─── Kutipan Teks

Prosedur pembelian kembali saham. Bila manajemen bermaksud membeli kembali sejumlah
saham yang ada, maka manajemen harus mengumukannya kepada publik. semua investor harus
diberi kesempaatan untuk mencerna informasi yang lengkap. Mereka harus diberitahu tentang
tujuan pembelian kembali, maupun metode pembelian saham itu.

Ada tiga merode pembelian kembali saham. Pertama, saham dibeli di pasar. Di sini perusahaan
membeli saham melalui pialang pada harga pasar saat itu Pendekatan ini mungkin memberi
tekanan keatas pada harga saham sampai saham terbeli. Demikian pula komisi kepada pialang
harus dibayar sebagai upah atas jasa mereka. Metode kedua adalah penawaran tender (tender offer)
kepada pemegang saham. Tender offer adalah penawaran formal oleh perusahaan untuk membeli
jumlah tertentu saham dengan harga yang ditentukan sebelumnya. Harga tender ditetapkan di atas
harga pasar saat itu agar bisa menarik penjual. Tender offer paling baik bila saham yang mau dibeli
cukup banyak, karena maksud perusahaan jelas dan setiap pemegang saham punya peluang untuk
menjual saham pada harga yang ditenderkan. Metode ketiga dan terakhir adalah pembelian saham
dari salah satu atau lebih pemegang saham utam. Pembelian kembali ini dilakukan melalui
negosiasi. Harus dilakukan dengan seksama agar didapatkan harga yang setara dan fair. Bila tidak,
pemegang saham lainnya akan merugi akibat penjualan itu.
BAB III

PENUTUP

A. Kesimpulan

Keputusan deviden perusahaan punya dampak langsung terhadap campuran keuangan


perusahaan. Bila pembayaran deviden naik, dana internal yang tersedia untuk investasi lebih
sedikit. Konsekuensinya, bila dibutuhkan tambahan modal ekuitas, perusahaan harus
menerbitkan saham biasa baru. Dalam usaha memahami efek kebijakan deviden terhadap
harga saham perusaaan, kita harus menyadari hal-hal berikut ini:

1. Di pasar yang sempurna, pilihan anatra membayar atau tidak membayar deviden tidak
penting. Namun, ketika menyadari bahwa di dunia nyata ada biaya untuk menerbitkan
saham, kita lebih suka menggunakan ekuitas internal untuk membiaya peluang investasi.
Disini keputusan deviden sekedar faktor sisa, dimana pembayaran deviden harus sama
dengan sisa modal internal setelah dikurangi pendanaan baikan ekuitas investasi.

──────

Rincian Latihan
Tuliskan lanjutan teks tentang pembelian kembali saham dan kebijakan dividen, dimulai sesudah kalimat terakhir yang ditampilkan. Catatan yang menyertai teks ini tidak diperlukan.

─── Bahan Kajian

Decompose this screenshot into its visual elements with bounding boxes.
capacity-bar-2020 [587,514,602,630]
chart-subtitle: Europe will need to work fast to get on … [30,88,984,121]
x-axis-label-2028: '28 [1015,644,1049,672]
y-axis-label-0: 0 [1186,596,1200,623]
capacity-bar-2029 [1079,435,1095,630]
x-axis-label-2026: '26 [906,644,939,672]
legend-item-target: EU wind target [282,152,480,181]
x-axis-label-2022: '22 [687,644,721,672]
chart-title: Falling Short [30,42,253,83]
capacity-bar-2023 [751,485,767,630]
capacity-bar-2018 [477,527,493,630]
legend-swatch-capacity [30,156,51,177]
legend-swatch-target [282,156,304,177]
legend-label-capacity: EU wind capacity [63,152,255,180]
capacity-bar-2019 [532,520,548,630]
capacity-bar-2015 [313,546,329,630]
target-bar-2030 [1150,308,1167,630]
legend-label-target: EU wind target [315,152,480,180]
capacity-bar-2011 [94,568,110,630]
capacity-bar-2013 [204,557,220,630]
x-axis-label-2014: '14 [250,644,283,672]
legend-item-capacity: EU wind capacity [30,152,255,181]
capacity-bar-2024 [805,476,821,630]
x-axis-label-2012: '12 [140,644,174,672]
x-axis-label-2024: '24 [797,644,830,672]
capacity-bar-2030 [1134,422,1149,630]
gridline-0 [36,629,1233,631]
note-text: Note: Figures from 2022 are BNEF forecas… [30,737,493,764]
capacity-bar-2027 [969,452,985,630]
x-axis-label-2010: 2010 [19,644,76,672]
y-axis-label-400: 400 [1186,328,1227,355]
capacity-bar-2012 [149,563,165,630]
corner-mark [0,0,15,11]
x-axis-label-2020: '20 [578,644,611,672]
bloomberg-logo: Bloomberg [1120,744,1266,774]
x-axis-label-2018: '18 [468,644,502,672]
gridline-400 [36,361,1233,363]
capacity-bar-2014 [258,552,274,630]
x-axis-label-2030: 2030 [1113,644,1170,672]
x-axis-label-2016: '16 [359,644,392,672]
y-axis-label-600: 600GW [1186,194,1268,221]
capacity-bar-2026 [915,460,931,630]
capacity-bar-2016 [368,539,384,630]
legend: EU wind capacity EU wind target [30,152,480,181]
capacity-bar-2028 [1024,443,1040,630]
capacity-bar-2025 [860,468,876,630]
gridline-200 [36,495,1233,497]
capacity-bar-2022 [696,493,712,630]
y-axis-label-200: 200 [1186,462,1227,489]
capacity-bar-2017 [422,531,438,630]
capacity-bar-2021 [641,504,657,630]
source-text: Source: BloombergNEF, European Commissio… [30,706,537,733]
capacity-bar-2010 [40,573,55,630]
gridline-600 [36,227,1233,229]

──────

Jawaban Tertulis
2. Ketidaksempurnaan pasar lain yang bisa membuat kebijakan deviden mempengaruhi harga
saham adalah: keunggulan pajak capital gain, biaya agensi, efek klientel, dan isi informasi
kebijakan tertentu.

Stock dividend dan stock split telah digunakan dalam kaitan sebagai suplemen dividen kas.
Sekarang, tidak ada bukti empirik tentang hubungan antara stock dividend dan stok split dan
harga saham di pasar. Namun stock dividend atau stock split dapat digunakan untuk membuat
harga saham tetap dalam rentang yang optimal. Demikian pula investor mempersepsi bahwa
stock dividend mengandung informasi yang menguntungkan tentang operasi perusahaan,
sehingga harga saham bisa naik.

Alternatif dari pembayaran deviden, manajemen bisa membeli kembali saham. Di pasar
yang sempurna, investor tidal peduli antara penerimaan deviden atau pembelian kembali
saham investor bisa menciptakan aliran deviden dengan menjual saham ketika membutuhkan
pendapatan. Bila pasat tidak sempurna, investor mungkin lebih suka salah satu metode
distribusi pendapatan korporat. Pembelian kembali bisa juga dipandang sebagai keputusan
pendanaan dengan menerbitkan hutang dan membeli kembali saham, perusahaan bisa langsung
mengubah campuran hutang – ekuitasnya dengan proporsi hutang lebih tinggi. Demikian pula,
bannyak manajer menanggap pembelian kembali saham sebagai keputusan investasi pembeli
saham ketika mereka yakin sedang hurang dihargai.